◆ **Text excerpt**:
Ticsani was active during the Pleistocene and Holocene. At first, a compound volcano developed at Ticsani. This volcano collapsed and formed a landslide deposit in the Rio Tambo valley which originally had a volume of about 15–30 km3, and is thus the largest such collapse in southern Peru during the Pleistocene. This volcano stage constitutes the "old Ticsani". The later "modern Ticsani" produced lava flows and later the lava domes; the lava flows may have issued from a now almost entirely buried crater.

Later the three lava domes (Note: Sometimes four domes are counted, the fourth one east of the three canonical domes.) were emplaced, with the southeastern dome being the oldest and the northwestern the youngest. Two or three explosive eruptions took place, accompanied by the emission of volcanic ash, blocks, lava bombs and pumice. The first eruption with a tephra volume of about 0.4 km3-0.5 km3 (Note: The eruption has been assigned a volcanic explosivity index of 4.) happened at 10,600 ± 80 years before present, and is known as the "Grey Ticsani" Pumice eruption. It is the most important explosive eruption at Ticsani and its deposits form large desertic landscapes east of the volcano. A second eruption formed the "Grey Ticsani" Ash and may have occurred in the middle Holocene. The last sub-Plinian to phreatomagmatic eruption ("Brown Ticsani") took place after the Huaynaputina eruption of 1600, generating about 0.015 km3 of tephra (Note: This eruption has been assigned a volcanic explosivity index of 2-3.) and occurred before the formation of the youngest lava dome. This volcano stage also produced lava flows which filled valleys, formed a lava flow field northwest of the volcano and pyroclastic flows on the eastern side of the volcano. Ticsani is a candidate source for the Khonkho tephra, which was emplaced in Bolivia between AD 400 and 700. There are no historical eruptions at Ticsani.

[Document structure recognition listing]
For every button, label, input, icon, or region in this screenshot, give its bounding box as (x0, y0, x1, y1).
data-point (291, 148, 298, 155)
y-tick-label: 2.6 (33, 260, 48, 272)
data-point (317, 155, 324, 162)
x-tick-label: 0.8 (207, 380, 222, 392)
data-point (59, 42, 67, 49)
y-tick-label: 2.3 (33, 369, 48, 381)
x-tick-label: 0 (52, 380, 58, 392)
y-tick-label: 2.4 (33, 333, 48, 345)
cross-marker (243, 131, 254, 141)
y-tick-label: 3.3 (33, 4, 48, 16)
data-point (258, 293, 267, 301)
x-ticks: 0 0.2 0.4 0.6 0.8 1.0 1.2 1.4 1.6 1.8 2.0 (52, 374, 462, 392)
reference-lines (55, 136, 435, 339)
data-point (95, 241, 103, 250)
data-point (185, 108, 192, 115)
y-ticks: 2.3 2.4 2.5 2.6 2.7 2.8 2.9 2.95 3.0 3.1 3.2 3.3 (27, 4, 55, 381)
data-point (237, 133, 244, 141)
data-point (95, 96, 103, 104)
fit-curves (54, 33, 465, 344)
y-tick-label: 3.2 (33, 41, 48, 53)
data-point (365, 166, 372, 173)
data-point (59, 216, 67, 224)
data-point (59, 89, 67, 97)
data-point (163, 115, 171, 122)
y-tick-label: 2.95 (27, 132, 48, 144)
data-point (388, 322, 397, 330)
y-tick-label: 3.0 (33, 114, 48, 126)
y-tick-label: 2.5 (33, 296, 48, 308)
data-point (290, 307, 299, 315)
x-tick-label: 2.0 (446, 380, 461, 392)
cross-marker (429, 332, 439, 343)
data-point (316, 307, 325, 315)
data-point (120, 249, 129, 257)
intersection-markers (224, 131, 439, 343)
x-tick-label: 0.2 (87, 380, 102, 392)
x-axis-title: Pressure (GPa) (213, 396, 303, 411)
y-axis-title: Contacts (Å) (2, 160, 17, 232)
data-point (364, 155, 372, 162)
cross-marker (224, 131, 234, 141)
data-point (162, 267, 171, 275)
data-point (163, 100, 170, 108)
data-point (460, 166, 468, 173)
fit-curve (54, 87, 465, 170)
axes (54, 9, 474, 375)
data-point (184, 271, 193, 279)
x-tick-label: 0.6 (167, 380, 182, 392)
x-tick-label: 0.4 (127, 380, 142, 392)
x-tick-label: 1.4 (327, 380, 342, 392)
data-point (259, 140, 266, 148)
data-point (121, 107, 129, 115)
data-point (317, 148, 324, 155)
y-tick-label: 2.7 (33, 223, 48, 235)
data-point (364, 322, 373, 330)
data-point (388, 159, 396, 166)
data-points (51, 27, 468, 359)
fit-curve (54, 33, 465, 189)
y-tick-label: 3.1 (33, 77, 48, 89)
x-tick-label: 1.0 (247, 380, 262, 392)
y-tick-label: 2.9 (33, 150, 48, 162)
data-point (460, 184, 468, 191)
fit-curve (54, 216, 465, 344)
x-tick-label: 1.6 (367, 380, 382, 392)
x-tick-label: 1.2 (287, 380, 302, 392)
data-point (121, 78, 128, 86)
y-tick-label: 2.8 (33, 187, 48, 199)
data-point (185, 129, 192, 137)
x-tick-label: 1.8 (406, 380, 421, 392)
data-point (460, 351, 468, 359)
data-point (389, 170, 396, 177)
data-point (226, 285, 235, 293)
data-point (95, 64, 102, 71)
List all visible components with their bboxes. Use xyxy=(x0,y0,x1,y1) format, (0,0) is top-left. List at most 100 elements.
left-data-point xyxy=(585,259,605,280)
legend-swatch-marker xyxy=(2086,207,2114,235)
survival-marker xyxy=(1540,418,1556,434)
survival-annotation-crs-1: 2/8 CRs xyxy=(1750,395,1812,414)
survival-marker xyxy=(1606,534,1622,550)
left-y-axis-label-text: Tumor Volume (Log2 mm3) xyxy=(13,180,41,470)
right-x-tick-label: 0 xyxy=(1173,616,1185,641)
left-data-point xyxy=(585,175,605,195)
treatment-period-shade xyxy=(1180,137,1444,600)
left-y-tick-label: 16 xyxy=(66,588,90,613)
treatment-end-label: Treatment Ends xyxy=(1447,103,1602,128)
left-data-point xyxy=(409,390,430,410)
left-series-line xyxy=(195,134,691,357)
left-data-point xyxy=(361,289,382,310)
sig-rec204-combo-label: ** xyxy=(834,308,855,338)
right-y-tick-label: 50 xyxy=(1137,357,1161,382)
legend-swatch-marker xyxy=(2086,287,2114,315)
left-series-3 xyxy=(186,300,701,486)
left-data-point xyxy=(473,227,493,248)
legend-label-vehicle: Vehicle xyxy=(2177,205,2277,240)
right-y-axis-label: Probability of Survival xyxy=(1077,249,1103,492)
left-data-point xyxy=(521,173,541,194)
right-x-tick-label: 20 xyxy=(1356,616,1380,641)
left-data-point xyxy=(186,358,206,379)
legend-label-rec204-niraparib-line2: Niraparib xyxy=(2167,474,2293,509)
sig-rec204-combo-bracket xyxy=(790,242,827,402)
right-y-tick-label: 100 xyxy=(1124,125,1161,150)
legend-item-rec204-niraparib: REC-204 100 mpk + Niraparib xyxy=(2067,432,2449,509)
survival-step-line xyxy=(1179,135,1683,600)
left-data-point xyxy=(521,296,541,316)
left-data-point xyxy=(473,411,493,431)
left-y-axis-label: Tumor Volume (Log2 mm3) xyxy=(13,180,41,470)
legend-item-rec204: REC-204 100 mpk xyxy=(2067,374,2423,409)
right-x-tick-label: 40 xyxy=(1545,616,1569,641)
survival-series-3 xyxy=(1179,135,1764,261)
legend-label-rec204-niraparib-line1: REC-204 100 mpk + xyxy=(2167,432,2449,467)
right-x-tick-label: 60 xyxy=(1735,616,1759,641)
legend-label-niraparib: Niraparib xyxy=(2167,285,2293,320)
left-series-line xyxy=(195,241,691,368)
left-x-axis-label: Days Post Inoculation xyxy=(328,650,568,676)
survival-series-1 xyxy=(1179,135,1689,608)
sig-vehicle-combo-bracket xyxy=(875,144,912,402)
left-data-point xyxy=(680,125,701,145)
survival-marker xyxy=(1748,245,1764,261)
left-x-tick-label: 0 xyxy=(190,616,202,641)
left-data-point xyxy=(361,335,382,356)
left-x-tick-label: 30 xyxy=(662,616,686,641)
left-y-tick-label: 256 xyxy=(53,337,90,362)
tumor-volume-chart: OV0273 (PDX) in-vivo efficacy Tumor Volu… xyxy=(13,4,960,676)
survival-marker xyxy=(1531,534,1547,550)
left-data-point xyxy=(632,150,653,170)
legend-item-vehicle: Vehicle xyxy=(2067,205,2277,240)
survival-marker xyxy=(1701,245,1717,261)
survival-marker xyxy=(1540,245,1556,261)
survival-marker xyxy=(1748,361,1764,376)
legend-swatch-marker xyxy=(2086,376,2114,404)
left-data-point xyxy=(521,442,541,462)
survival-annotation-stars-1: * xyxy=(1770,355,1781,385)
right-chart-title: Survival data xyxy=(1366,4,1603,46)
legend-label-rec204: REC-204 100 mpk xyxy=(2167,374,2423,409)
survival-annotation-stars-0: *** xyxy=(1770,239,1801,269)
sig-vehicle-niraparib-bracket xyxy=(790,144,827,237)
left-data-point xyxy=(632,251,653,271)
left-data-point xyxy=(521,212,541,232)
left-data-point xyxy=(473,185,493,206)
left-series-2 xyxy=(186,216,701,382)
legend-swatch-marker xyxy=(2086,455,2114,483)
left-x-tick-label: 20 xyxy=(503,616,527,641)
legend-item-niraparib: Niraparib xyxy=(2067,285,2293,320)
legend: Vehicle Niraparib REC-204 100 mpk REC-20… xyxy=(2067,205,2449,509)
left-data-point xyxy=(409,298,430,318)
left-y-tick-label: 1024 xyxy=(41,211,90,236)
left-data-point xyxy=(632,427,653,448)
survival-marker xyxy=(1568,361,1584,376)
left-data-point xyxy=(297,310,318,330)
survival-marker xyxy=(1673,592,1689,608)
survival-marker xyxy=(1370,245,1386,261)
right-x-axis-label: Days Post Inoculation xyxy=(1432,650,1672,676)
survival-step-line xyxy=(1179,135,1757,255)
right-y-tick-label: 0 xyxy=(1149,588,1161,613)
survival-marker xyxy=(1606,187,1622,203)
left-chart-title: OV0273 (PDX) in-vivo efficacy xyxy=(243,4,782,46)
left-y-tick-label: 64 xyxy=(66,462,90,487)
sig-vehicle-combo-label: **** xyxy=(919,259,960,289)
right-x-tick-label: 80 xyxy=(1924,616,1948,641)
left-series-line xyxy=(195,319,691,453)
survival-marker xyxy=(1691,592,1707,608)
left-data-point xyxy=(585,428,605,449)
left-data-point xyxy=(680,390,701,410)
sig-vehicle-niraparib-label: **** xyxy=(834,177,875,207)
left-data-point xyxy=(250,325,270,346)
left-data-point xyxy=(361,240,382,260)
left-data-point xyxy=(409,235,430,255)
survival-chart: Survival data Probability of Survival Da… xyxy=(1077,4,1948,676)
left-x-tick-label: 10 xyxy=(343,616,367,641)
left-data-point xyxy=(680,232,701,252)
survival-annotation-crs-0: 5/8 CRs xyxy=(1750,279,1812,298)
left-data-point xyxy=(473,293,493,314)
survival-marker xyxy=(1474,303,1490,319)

◆ **What you have to do**: Continue the Ticsani volcano passage above, starting right after its final sentence.

◆ **Written response**:
Presently, hot springs are found in the valleys west of Ticsani, and two fumaroles have been observed at its summit. Known springs occur at Chuchumbaya, Putina Arriba and Secolaque; the Putina River hot springs are among the most important in Peru. In 2005, earthquake activity was noted beneath Ticsani, possibly related to a hydrothermal system, which raised alarm and concern among the local population. A seismic swarm took place between 2014-2017. A characteristic trait of Ticsani are so-called "hybrid" earthquakes which are noticed at seismic stations of other volcanoes. A temporary seismic station installed 2015 at Ticsani recorded volcano-tectonic earthquakes, and other changes in its behaviour have been observed as well.

=== Hazards ===

About 5,000 people live within 15 km to Ticsani and would be threatened in the case of a future eruption, with particular hazards including ash fall, lahars, pyroclastic flows and the collapse of lava domes. Large explosive events like the "Grey Ticsani" and "Brown Ticsani" eruptions ejected material mainly in north-northeastern and southeastern direction; in case of a repeat eruption the towns Calacoa, Cuchumbaya, Quebaya, San Cristóbal and Soquezane would be impacted by tephra fallout. In addition to the local population, ashfall would hit major regional roads, reservoirs, mines and airports. Additional towns in the area include Cambrune and Carumas. Pyroclastic flows are fast-moving flows of hot rock fragments and gases; at Ticsani they have reached distances of at least 5 km from the volcano. A repeat of the sector collapse of the "old Ticsani" is improbable as the "modern Ticsani" is considered to be stable, but parts of the old volcano could still fail and generate lahars in the river valleys. Volcanic gases may accumulate in valleys and depressions, while lava flows are unlikely to reach large distances and are thus minor threats.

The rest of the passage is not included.